:: Written task ::
From the line containing "Type out the text in this image." through the last line of the entries below, repeat each line word for word and leave out the rest.

[Records contained in a dataset]
┄┄┄┄┄┄┄┄┄┄

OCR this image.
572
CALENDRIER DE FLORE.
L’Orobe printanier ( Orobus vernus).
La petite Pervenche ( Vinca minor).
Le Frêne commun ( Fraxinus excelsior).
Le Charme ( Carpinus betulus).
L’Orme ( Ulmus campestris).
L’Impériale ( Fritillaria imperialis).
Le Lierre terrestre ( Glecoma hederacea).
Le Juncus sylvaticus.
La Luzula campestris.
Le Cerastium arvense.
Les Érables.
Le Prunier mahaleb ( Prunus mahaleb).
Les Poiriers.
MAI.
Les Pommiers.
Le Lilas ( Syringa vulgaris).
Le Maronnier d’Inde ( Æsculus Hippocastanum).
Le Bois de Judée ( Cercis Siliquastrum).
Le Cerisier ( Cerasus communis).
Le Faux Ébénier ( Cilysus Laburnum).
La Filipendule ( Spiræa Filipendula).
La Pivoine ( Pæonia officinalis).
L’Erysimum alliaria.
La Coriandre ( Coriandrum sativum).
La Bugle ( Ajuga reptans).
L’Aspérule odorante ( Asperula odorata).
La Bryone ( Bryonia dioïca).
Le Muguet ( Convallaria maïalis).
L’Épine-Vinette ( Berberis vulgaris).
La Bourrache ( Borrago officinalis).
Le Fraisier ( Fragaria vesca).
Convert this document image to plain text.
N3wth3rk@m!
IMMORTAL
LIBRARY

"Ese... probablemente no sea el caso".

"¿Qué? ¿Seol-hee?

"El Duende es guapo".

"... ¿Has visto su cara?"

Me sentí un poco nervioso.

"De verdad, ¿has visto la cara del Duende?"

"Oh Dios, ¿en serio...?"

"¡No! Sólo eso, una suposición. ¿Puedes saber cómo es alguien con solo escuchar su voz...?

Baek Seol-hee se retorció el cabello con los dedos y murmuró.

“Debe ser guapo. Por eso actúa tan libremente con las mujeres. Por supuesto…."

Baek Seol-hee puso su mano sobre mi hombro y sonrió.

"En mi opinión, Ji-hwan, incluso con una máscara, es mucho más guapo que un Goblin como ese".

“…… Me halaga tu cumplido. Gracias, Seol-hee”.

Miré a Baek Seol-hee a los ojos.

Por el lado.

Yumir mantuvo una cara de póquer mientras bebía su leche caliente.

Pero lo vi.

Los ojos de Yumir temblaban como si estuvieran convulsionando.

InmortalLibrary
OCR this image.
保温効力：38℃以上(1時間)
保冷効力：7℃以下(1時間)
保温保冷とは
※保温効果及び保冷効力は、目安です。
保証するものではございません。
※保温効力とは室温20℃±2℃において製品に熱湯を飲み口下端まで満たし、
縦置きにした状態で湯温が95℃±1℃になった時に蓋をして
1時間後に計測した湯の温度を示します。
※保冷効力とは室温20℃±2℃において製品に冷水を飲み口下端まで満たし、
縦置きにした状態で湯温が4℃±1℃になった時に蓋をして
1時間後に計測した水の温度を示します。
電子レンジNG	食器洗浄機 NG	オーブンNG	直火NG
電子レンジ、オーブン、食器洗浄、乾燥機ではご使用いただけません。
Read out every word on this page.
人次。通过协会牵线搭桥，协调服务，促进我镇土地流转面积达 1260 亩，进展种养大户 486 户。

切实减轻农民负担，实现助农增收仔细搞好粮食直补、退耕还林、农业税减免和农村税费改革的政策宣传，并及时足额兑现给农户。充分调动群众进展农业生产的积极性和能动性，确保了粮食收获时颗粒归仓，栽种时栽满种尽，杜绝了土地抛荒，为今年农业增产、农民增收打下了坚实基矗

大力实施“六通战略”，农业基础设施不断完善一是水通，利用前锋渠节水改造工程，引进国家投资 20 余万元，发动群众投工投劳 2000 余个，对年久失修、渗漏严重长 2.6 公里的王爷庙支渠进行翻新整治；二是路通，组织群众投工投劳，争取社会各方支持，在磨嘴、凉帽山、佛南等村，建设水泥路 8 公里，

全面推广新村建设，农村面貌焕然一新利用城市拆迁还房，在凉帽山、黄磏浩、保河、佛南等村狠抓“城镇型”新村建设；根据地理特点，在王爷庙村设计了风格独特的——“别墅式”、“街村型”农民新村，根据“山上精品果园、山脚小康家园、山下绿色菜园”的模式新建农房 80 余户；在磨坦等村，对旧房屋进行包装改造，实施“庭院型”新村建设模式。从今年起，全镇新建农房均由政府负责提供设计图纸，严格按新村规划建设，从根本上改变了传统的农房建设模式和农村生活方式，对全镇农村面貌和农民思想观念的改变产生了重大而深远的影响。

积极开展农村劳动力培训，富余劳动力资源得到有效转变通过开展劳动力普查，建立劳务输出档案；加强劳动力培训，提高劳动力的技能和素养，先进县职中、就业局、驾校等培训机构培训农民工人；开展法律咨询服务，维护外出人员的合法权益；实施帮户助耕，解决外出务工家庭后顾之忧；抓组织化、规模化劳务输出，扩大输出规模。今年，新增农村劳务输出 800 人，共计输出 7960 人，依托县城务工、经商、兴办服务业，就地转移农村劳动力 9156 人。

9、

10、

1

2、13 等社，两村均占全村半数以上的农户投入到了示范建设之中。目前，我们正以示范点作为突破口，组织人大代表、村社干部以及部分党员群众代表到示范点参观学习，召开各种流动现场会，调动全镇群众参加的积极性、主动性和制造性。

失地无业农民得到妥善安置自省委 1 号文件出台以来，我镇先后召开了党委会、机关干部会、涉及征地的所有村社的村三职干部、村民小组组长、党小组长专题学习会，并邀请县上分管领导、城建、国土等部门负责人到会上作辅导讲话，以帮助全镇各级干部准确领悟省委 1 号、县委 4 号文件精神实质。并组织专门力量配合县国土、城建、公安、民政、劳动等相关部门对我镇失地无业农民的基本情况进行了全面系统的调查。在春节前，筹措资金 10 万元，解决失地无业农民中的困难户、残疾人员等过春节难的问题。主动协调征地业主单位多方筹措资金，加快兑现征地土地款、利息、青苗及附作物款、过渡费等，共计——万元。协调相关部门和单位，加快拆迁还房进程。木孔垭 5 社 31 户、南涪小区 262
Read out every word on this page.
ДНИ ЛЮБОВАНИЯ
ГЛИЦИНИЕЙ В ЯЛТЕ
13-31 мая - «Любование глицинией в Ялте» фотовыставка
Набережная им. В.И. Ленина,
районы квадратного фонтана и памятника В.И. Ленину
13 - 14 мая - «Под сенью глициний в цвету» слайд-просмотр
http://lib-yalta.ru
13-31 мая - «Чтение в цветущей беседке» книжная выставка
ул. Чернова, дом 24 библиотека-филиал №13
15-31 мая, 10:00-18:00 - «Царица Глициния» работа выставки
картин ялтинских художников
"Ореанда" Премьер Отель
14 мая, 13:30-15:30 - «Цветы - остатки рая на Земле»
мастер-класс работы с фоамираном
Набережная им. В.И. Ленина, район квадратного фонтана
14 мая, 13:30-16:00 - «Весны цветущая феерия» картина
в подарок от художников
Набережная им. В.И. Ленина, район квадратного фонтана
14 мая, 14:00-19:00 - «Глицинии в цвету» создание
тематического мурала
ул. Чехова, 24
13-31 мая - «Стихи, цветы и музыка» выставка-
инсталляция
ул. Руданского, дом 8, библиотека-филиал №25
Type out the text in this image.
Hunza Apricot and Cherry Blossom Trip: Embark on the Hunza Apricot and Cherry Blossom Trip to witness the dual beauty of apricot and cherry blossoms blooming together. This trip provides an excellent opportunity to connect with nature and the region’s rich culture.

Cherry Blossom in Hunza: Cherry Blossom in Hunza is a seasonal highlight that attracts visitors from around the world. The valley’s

┄┄┄┄┄┄┄┄┄┄

:: Task result ::
Type out the text in this image.
Hunza Apricot and Cherry Blossom Trip: Embark on the Hunza Apricot and Cherry Blossom Trip to witness the dual beauty of apricot and cherry blossoms blooming together. This trip provides an excellent opportunity to connect with nature and the region’s rich culture.

Cherry Blossom in Hunza: Cherry Blossom in Hunza is a seasonal highlight that attracts visitors from around the world. The valley’s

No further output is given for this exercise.